Aim: Count each line below that has "başvuracaklardır" anywhere in it. Answer with the total alone.

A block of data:
<<<<
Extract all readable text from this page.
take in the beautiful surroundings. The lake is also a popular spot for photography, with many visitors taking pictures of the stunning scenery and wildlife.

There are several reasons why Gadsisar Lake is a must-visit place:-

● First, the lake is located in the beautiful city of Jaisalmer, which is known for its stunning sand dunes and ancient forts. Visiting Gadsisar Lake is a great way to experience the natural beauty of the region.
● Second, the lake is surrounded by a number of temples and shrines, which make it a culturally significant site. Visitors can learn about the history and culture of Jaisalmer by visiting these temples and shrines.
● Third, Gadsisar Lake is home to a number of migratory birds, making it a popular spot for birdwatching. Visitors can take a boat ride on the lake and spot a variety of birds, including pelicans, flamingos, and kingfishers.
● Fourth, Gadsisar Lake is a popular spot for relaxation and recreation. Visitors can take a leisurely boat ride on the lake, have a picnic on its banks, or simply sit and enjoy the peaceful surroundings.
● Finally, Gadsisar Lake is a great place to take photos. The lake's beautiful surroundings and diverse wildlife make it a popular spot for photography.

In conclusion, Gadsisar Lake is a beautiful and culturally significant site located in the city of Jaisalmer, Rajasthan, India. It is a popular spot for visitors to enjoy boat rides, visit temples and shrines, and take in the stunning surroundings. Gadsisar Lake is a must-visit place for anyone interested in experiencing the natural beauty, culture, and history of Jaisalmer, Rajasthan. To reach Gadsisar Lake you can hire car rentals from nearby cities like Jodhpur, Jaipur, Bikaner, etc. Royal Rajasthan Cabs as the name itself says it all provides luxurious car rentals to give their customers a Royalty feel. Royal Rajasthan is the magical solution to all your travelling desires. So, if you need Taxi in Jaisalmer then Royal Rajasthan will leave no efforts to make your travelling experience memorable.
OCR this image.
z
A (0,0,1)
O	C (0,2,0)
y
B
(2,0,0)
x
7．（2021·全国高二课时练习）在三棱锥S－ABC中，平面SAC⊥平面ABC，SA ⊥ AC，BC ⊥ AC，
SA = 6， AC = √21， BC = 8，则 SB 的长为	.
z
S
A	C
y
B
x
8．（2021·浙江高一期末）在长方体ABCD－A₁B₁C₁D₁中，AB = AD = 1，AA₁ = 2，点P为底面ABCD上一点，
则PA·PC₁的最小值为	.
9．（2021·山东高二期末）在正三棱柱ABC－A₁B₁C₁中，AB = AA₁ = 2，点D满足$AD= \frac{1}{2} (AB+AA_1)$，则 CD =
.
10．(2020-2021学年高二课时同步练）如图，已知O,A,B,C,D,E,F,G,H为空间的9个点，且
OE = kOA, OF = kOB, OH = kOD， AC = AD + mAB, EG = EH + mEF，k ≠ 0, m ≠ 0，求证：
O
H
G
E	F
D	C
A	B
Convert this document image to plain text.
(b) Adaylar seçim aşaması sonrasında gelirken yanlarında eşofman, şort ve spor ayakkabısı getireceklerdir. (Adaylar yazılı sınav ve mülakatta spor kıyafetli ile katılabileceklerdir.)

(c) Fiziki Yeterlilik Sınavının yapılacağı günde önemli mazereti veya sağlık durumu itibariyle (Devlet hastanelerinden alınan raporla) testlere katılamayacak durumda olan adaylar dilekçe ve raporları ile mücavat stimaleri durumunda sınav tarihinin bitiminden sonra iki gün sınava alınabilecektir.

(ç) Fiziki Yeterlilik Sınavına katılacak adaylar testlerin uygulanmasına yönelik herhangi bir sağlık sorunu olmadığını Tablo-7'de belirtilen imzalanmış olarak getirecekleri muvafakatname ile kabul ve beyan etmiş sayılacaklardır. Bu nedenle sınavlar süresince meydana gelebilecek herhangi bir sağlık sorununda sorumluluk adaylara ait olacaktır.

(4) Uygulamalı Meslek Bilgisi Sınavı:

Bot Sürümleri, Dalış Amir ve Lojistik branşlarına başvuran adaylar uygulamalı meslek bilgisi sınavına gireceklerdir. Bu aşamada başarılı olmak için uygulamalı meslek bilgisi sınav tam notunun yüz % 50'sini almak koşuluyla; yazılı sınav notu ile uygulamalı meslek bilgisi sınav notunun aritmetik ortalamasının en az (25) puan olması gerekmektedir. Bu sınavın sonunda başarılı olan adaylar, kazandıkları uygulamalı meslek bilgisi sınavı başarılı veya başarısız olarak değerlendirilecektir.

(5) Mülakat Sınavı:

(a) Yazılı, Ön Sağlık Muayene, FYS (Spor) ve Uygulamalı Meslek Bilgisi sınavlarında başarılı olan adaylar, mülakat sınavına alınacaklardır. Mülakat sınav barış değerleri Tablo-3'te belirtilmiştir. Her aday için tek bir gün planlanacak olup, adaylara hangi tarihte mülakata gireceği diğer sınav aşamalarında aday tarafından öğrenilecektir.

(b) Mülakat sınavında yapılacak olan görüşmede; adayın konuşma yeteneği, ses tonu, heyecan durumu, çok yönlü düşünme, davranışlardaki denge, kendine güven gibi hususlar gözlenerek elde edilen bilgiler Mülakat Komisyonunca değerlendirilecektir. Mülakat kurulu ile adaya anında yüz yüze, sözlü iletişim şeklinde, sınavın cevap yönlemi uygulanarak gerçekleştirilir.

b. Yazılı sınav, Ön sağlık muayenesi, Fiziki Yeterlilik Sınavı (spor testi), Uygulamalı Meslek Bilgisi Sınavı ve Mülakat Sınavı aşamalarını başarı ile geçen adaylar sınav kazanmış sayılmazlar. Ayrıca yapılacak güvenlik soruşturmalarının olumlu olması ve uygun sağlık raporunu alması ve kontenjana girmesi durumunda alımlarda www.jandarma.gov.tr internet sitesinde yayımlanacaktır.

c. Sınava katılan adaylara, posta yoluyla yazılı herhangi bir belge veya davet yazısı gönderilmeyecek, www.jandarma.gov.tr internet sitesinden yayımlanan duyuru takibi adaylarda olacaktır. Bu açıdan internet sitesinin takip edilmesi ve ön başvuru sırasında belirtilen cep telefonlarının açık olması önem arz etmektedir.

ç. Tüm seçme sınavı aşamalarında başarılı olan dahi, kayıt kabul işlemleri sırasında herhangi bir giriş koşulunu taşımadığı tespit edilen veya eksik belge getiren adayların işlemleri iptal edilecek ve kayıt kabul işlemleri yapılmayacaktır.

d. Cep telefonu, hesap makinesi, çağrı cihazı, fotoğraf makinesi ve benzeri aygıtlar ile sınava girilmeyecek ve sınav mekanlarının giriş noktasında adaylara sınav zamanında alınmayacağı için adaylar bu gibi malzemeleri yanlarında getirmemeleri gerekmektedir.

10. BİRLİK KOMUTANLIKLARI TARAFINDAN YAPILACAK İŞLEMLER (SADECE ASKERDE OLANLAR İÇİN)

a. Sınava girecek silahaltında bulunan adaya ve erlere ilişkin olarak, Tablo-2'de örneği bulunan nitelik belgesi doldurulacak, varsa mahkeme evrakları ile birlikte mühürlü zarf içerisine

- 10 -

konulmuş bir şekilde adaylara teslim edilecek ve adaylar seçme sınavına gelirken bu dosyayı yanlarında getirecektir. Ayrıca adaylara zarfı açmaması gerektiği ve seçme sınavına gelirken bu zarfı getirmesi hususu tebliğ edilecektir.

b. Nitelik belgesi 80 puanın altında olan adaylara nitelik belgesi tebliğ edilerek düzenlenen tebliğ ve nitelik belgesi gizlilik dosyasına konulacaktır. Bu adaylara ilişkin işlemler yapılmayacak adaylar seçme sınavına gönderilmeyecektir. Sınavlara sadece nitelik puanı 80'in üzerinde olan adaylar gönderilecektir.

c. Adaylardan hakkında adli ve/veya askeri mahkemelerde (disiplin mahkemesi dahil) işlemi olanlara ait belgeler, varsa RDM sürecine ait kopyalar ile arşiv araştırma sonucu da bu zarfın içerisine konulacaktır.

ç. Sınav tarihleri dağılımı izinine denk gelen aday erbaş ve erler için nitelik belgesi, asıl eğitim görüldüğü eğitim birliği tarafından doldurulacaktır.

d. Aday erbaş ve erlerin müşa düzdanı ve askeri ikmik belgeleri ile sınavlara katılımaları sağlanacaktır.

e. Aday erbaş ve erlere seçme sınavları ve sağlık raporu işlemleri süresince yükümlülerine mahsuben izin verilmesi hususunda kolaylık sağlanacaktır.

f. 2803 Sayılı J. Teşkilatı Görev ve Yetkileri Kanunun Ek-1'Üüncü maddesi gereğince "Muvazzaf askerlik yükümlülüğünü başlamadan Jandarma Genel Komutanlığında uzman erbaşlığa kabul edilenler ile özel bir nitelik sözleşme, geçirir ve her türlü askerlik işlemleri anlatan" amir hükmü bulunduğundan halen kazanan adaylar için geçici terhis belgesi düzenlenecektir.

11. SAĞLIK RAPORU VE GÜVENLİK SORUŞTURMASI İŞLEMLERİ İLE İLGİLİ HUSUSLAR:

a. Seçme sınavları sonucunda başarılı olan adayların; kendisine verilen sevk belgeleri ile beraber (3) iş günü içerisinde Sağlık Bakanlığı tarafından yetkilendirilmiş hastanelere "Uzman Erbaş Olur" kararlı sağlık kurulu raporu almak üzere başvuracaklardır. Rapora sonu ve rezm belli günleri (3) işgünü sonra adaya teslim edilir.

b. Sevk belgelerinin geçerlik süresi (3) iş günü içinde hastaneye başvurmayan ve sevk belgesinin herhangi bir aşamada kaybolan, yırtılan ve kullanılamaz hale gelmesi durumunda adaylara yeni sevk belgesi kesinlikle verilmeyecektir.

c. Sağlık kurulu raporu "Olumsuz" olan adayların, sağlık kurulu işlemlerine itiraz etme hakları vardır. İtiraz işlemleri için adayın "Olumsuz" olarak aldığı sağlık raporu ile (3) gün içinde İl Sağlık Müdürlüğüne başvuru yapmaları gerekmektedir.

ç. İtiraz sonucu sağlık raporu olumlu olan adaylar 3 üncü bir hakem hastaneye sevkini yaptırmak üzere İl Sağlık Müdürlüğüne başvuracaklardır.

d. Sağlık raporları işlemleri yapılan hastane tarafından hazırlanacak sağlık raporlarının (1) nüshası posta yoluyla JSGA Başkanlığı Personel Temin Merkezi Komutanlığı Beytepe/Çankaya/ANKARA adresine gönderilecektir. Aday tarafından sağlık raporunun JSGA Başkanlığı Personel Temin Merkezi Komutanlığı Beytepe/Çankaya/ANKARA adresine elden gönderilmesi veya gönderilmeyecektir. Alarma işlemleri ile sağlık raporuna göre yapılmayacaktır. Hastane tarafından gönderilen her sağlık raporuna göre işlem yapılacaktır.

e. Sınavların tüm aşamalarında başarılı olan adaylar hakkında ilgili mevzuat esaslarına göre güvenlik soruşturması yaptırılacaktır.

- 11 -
>>>>
Written response: 2